- _Problem_
Copy out all lines of the records in which the word "protein" appears.

- _Records to use_
================

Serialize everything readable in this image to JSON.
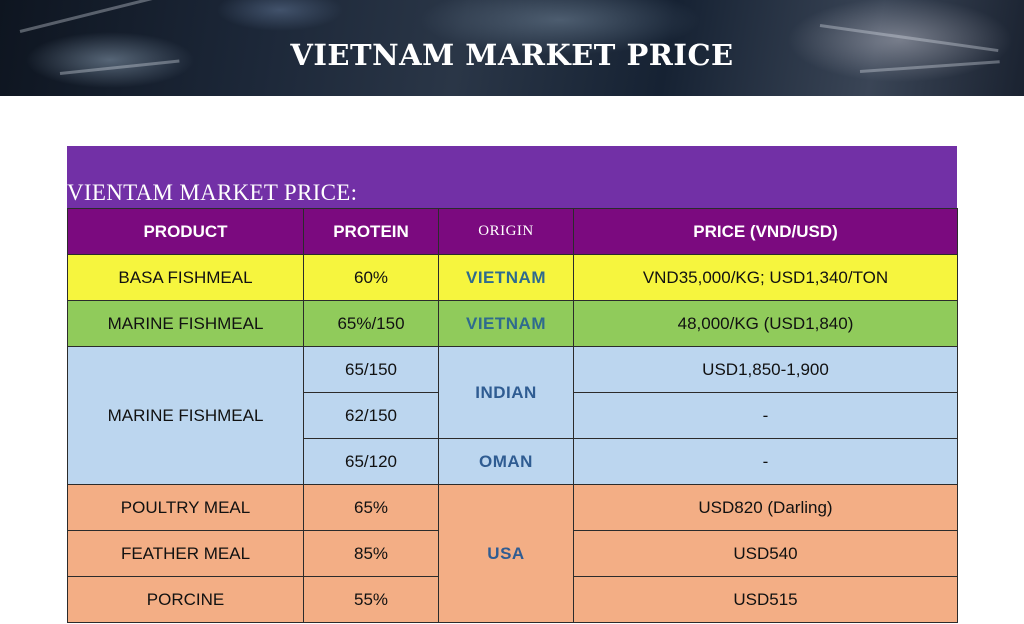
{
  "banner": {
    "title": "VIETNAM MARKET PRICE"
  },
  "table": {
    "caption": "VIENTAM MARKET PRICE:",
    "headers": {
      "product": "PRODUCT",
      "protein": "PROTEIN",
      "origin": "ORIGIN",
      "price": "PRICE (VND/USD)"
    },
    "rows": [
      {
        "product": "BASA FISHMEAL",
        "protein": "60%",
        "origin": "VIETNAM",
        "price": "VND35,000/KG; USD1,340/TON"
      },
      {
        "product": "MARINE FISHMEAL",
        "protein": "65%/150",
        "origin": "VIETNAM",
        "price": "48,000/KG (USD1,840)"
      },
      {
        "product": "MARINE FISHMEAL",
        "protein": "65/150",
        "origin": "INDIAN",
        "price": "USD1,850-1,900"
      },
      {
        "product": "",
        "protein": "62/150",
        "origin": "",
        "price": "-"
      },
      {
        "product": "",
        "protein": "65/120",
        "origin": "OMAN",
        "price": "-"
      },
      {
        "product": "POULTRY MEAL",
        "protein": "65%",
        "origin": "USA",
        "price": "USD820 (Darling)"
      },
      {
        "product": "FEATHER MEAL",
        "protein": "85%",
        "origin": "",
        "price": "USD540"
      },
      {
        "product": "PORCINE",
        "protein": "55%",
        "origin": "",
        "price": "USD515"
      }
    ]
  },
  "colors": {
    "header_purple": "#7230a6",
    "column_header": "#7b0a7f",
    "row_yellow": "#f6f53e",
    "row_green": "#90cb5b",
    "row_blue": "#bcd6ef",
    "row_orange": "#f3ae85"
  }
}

================

- _Task response_
      "protein": "PROTEIN",
        "protein": "60%",
        "protein": "65%/150",
        "protein": "65/150",
        "protein": "62/150",
        "protein": "65/120",
        "protein": "65%",
        "protein": "85%",
        "protein": "55%",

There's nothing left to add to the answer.